> **Task statement**:
Work out the number of lines in the records that include the word "компьютер"; reply with that number alone.

━━━━━ Input for this task

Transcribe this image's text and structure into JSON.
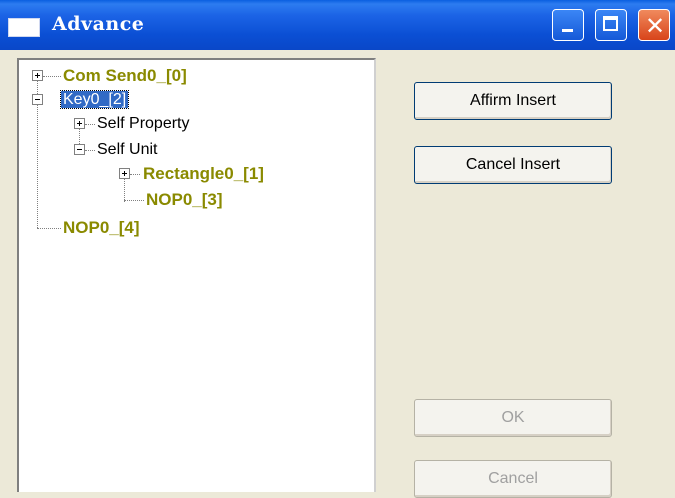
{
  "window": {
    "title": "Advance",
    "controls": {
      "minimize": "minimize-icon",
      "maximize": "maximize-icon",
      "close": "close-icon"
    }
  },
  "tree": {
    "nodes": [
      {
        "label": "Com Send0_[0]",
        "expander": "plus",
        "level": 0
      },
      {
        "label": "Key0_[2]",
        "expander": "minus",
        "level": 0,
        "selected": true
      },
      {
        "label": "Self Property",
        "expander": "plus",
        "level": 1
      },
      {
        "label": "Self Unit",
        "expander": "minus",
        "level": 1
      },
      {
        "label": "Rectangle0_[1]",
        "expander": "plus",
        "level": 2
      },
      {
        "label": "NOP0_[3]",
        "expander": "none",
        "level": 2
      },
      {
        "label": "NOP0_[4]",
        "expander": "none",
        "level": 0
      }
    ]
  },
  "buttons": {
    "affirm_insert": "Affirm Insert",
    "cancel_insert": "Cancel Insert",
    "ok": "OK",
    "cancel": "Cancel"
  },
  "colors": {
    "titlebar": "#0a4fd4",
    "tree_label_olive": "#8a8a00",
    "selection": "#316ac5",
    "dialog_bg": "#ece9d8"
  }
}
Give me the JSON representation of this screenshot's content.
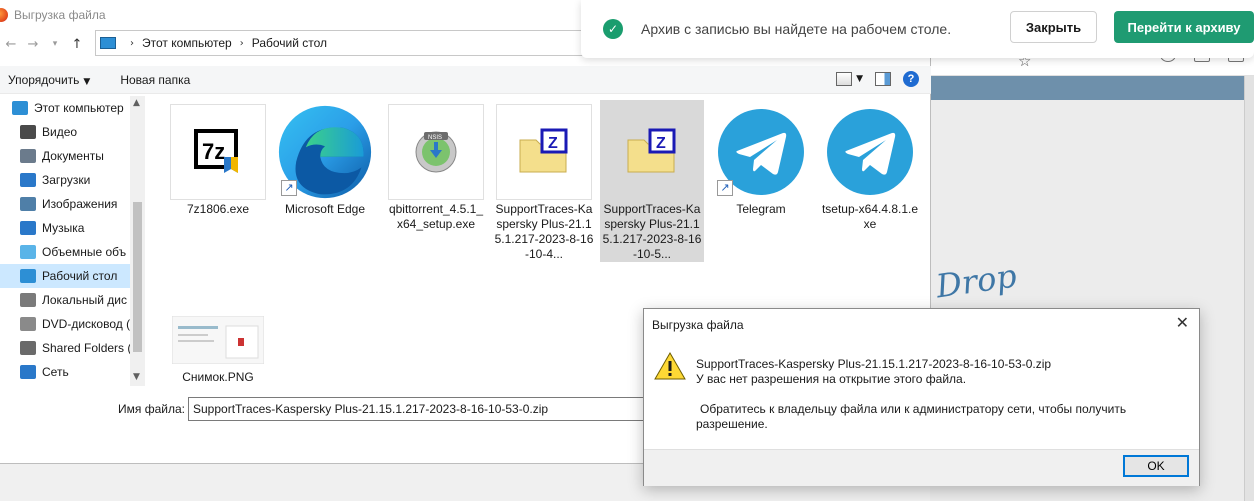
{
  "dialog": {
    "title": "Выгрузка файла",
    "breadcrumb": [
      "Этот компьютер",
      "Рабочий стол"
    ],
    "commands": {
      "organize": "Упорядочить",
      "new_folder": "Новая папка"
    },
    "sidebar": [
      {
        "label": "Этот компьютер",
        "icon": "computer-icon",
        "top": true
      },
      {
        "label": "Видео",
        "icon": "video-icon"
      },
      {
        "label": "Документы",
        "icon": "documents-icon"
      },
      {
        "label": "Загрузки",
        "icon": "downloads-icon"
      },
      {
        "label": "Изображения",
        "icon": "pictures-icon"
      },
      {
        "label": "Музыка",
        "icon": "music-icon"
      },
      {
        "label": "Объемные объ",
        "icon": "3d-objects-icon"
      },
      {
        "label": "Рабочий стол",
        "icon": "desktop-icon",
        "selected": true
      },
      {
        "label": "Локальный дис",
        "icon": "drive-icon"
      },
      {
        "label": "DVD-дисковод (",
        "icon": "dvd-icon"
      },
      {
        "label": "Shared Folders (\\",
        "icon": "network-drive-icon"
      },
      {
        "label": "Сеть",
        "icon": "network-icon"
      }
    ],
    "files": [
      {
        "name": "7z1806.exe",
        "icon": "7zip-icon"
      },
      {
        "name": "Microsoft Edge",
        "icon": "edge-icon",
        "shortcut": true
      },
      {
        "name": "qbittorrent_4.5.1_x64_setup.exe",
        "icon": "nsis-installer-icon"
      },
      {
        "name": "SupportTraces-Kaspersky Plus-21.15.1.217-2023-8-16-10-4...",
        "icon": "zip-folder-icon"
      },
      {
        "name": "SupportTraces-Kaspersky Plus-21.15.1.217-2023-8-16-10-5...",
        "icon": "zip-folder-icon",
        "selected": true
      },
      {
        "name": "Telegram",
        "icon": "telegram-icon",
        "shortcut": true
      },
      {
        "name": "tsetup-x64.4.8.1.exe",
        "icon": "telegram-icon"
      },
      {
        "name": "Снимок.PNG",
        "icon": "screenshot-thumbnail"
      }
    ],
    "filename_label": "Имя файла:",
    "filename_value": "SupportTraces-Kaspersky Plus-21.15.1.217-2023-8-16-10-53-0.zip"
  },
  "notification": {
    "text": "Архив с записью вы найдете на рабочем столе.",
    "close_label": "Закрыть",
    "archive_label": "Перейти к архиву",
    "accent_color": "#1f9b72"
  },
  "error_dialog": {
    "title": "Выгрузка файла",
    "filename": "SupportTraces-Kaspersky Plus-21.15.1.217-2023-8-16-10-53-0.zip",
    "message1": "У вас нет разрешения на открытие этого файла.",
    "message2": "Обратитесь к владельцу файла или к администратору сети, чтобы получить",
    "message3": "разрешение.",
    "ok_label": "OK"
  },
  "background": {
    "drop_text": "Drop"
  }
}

━━━━━━━━━━
━━━━━ Input for this task

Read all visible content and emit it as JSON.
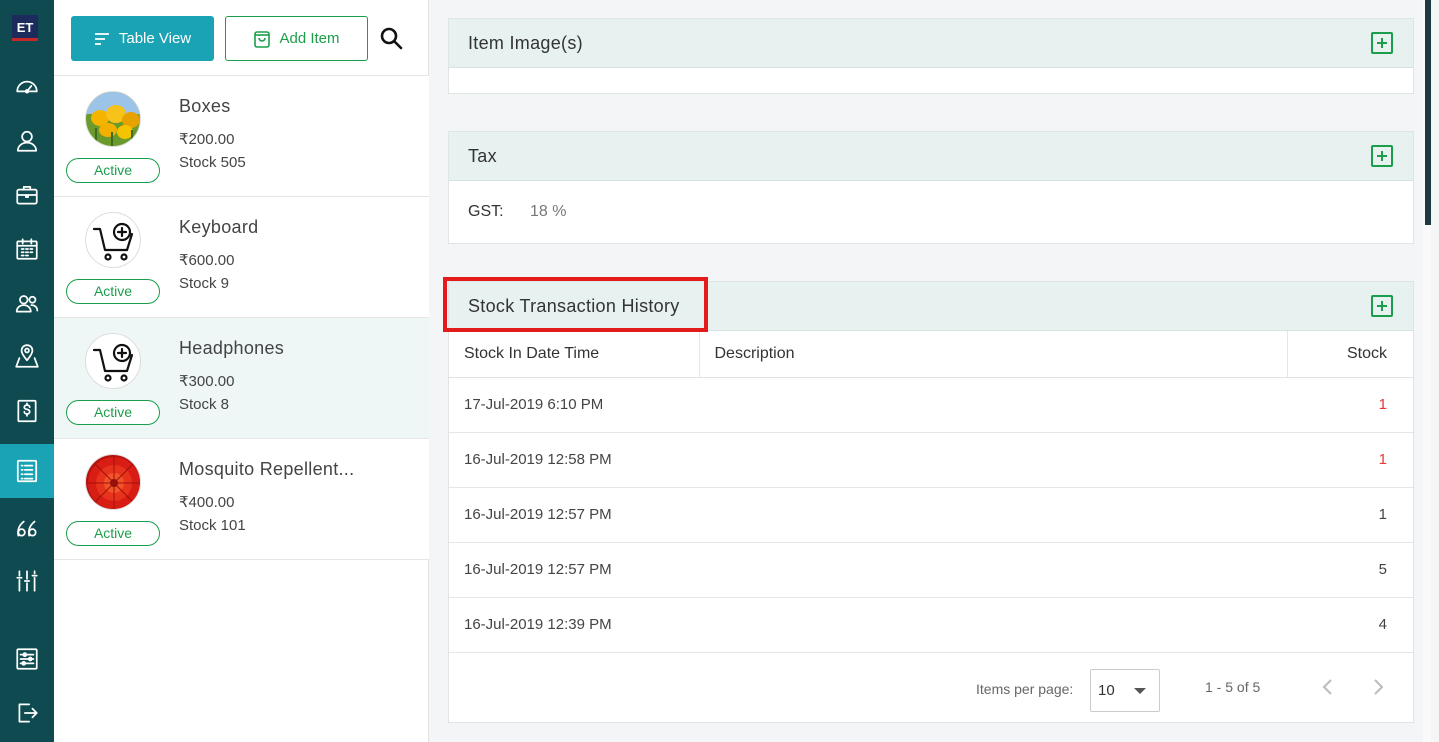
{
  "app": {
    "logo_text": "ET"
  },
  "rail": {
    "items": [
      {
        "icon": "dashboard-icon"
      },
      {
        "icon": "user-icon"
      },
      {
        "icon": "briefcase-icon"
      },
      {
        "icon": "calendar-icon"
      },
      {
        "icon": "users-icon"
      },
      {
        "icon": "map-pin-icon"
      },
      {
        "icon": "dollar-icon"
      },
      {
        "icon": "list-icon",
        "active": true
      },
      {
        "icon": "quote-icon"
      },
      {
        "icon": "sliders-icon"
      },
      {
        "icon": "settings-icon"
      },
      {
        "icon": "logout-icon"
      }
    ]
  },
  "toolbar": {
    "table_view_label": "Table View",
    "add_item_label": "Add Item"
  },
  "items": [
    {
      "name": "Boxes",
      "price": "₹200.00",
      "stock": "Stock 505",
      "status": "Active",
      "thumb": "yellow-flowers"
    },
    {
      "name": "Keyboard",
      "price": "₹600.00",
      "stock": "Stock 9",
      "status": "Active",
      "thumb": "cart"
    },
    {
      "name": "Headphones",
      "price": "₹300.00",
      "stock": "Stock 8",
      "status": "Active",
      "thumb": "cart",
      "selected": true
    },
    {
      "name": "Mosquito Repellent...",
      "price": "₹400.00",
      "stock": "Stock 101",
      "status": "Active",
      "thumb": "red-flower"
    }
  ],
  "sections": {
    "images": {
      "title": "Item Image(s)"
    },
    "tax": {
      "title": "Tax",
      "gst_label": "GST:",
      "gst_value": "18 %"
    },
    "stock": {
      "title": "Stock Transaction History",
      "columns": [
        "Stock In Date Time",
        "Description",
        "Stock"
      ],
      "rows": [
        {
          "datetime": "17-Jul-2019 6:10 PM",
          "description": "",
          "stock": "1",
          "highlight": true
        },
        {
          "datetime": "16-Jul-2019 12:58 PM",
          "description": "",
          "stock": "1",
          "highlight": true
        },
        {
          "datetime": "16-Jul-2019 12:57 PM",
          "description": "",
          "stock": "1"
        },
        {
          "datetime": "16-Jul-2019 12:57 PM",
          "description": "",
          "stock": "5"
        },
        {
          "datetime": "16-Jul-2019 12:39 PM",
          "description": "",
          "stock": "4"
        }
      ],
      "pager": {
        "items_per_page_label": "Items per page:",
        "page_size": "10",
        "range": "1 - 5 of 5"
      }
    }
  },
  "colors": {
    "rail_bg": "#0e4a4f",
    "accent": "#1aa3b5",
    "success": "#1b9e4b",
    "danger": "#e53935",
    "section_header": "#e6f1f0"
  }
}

━━━━━━━━━━

> **Task result**:
2